## Activity
What must be returned is the number of lines in the records holding the word "patients", with no other text.

## Raw data
--

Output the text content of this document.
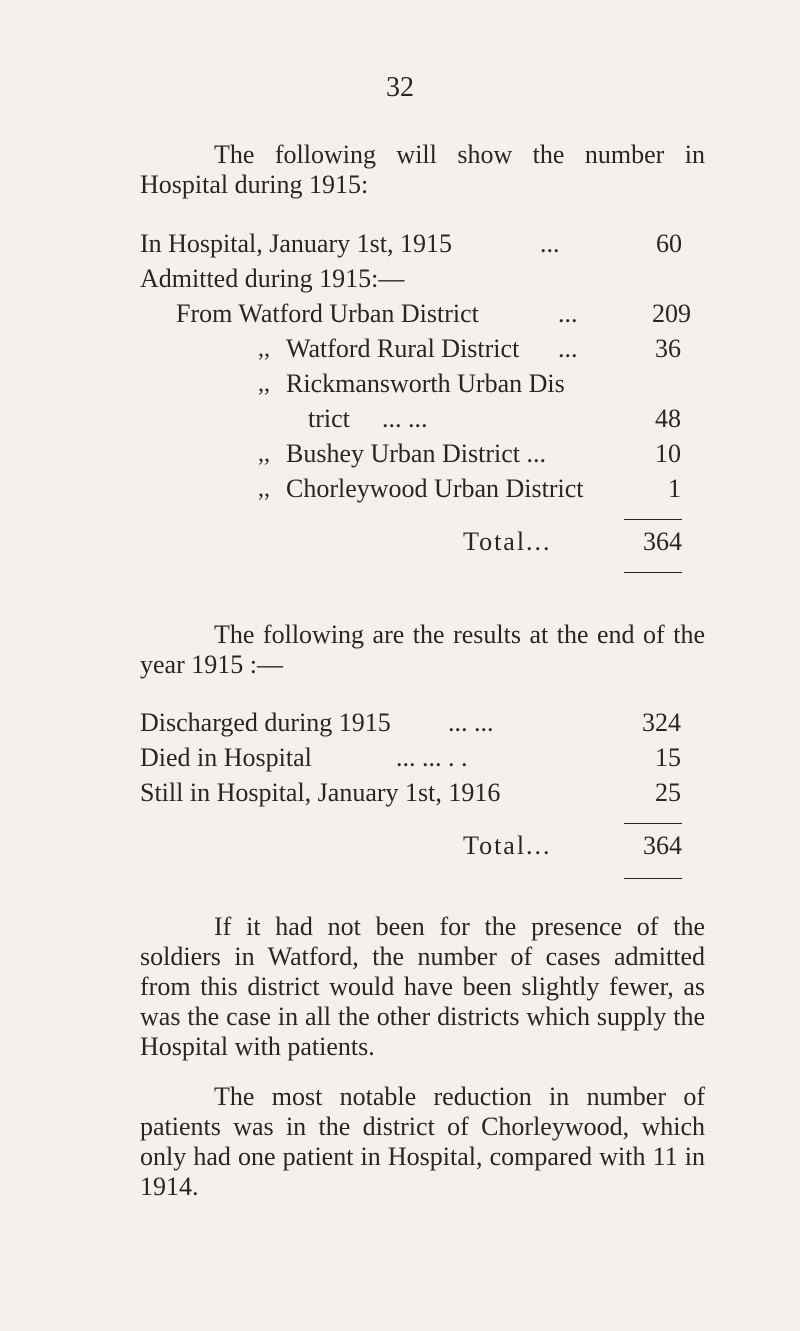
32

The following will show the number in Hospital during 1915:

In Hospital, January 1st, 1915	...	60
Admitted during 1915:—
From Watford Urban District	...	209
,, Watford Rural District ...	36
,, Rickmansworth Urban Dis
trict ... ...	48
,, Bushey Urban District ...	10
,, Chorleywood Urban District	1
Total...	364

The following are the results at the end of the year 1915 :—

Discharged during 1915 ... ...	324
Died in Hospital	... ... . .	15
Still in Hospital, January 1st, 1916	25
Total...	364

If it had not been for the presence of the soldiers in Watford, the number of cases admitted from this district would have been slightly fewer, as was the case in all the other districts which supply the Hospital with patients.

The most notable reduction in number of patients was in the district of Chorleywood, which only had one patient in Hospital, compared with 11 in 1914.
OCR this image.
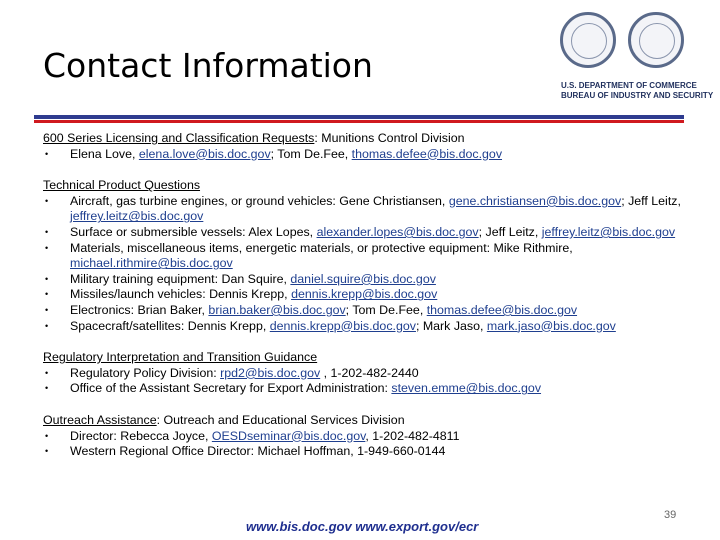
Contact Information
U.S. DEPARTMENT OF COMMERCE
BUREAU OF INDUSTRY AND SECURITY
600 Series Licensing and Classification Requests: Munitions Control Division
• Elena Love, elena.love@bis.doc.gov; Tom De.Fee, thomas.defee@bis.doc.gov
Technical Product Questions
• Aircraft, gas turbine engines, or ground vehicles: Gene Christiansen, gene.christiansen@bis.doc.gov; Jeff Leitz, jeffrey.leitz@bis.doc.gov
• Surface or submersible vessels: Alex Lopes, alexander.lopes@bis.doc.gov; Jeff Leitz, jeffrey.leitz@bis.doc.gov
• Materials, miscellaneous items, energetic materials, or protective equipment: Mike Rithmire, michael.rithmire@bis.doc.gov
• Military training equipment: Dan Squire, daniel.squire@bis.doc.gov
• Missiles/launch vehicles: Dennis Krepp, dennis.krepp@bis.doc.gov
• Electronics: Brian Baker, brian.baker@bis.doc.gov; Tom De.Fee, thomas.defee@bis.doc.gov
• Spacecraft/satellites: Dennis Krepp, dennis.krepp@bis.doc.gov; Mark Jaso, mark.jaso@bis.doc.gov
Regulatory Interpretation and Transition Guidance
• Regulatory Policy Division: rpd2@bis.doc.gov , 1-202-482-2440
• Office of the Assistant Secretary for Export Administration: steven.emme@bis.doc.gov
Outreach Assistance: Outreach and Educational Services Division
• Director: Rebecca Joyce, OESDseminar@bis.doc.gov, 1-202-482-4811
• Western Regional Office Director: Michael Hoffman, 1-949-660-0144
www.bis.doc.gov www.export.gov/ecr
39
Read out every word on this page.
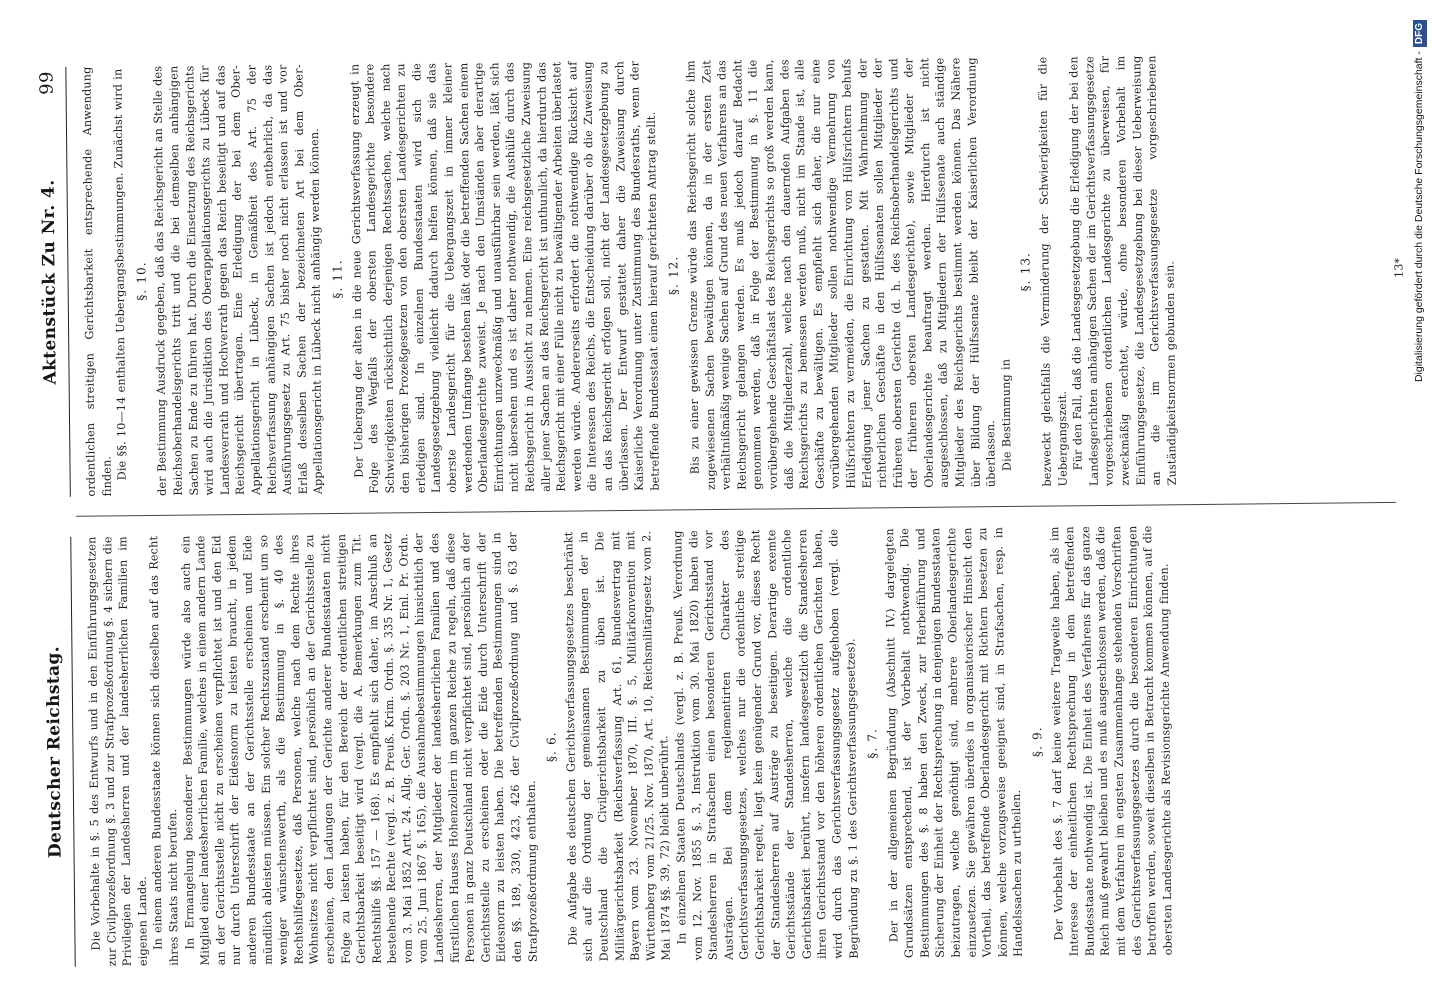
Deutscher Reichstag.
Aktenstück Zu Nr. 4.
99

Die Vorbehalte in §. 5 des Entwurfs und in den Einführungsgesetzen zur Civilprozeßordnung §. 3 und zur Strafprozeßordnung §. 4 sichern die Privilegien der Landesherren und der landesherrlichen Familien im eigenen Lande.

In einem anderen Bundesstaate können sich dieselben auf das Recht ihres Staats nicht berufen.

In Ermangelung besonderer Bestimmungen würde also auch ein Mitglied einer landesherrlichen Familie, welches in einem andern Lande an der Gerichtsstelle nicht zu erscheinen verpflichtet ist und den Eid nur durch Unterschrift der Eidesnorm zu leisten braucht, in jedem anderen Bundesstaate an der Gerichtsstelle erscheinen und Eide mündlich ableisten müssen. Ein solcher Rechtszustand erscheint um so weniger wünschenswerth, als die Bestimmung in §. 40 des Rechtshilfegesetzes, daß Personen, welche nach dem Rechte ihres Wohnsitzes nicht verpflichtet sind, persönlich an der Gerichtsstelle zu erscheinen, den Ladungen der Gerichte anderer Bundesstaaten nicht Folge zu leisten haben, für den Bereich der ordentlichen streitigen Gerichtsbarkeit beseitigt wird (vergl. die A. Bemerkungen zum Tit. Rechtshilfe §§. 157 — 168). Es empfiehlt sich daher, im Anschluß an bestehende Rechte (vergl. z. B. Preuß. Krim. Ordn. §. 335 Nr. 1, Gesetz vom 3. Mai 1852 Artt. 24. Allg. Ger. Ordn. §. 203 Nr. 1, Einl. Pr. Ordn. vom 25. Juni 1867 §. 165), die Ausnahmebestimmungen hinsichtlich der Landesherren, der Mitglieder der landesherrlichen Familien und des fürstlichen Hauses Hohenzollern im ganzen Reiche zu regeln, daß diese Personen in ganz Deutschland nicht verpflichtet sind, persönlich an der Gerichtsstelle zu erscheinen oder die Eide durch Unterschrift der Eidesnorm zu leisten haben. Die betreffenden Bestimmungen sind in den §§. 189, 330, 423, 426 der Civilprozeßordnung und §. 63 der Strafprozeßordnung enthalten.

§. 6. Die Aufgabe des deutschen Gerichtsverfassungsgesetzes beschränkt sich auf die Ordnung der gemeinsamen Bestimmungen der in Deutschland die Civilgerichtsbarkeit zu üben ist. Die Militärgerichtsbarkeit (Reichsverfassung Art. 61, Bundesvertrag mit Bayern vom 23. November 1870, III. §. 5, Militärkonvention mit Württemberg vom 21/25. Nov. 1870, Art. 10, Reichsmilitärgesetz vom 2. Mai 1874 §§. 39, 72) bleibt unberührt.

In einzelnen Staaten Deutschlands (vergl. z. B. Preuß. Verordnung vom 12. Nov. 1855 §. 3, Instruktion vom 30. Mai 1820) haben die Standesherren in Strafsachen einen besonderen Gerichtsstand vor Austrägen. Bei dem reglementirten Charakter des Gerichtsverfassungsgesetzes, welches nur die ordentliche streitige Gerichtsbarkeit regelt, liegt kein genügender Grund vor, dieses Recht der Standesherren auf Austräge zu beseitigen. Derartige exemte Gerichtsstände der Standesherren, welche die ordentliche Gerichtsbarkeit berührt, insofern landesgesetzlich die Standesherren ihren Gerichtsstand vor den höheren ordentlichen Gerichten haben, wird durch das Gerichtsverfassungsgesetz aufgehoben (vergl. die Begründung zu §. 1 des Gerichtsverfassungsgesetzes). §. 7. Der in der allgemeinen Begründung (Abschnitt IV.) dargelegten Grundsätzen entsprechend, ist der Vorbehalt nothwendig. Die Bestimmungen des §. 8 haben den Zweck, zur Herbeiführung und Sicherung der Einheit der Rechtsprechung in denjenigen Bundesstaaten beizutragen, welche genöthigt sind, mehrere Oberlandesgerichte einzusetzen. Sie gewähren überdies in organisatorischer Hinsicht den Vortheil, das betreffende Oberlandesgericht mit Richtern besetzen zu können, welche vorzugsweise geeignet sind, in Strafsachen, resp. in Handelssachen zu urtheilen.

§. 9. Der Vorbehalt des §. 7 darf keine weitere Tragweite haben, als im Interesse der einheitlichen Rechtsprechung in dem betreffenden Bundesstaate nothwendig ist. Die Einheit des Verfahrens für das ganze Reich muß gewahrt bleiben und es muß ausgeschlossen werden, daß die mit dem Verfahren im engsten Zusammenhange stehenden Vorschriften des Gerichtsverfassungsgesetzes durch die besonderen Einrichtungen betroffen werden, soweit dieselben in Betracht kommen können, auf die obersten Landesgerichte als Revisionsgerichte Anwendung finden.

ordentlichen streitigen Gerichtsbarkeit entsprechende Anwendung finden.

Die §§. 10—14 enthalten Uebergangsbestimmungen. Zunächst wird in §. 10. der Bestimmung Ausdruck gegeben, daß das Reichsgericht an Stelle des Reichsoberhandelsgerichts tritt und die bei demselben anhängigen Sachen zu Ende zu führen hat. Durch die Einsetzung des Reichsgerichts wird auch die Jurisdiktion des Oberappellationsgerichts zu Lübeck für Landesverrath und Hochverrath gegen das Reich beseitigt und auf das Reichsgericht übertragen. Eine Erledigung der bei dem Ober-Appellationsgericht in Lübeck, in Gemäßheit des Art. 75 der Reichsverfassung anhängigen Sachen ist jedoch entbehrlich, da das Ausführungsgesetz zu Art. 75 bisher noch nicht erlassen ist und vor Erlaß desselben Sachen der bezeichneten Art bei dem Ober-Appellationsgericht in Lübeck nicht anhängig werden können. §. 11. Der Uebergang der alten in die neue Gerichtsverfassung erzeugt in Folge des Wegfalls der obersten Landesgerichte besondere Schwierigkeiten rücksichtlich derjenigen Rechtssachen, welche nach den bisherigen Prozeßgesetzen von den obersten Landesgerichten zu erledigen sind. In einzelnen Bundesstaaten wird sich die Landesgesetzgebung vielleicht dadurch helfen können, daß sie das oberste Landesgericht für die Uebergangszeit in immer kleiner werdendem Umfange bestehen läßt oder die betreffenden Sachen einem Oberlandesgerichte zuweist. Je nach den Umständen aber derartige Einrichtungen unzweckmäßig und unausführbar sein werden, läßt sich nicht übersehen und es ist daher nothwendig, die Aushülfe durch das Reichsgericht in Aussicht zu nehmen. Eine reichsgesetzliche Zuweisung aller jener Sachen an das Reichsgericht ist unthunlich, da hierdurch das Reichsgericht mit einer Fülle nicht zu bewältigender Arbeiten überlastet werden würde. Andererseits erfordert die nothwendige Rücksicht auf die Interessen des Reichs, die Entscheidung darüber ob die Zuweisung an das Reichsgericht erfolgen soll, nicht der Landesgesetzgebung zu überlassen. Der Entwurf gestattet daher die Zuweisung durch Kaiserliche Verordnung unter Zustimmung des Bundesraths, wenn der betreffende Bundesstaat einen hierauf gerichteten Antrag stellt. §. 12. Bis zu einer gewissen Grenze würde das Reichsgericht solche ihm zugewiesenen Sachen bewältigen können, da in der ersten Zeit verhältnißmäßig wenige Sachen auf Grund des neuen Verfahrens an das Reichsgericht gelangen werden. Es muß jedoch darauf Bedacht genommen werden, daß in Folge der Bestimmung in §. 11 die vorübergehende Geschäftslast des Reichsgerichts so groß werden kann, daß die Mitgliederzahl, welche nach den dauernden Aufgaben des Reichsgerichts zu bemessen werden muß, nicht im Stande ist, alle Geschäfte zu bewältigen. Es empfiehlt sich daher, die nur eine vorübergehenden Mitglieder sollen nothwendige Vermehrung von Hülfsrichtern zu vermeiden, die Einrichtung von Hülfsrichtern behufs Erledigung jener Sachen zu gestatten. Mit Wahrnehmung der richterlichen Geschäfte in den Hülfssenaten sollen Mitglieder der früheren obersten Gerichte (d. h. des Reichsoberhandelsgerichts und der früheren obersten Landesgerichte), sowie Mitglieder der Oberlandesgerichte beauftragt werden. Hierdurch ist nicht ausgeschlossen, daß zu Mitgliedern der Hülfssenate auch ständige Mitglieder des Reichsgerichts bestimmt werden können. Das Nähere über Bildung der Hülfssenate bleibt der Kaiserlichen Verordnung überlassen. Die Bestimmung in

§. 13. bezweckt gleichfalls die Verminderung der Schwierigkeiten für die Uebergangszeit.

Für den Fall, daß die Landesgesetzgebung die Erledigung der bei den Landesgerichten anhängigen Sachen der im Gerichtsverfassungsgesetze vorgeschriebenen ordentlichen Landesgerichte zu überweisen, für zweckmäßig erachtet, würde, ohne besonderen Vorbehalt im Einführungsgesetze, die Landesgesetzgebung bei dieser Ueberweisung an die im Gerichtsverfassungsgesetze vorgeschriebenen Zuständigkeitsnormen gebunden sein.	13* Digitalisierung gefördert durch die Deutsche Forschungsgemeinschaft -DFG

--

## Expected output
2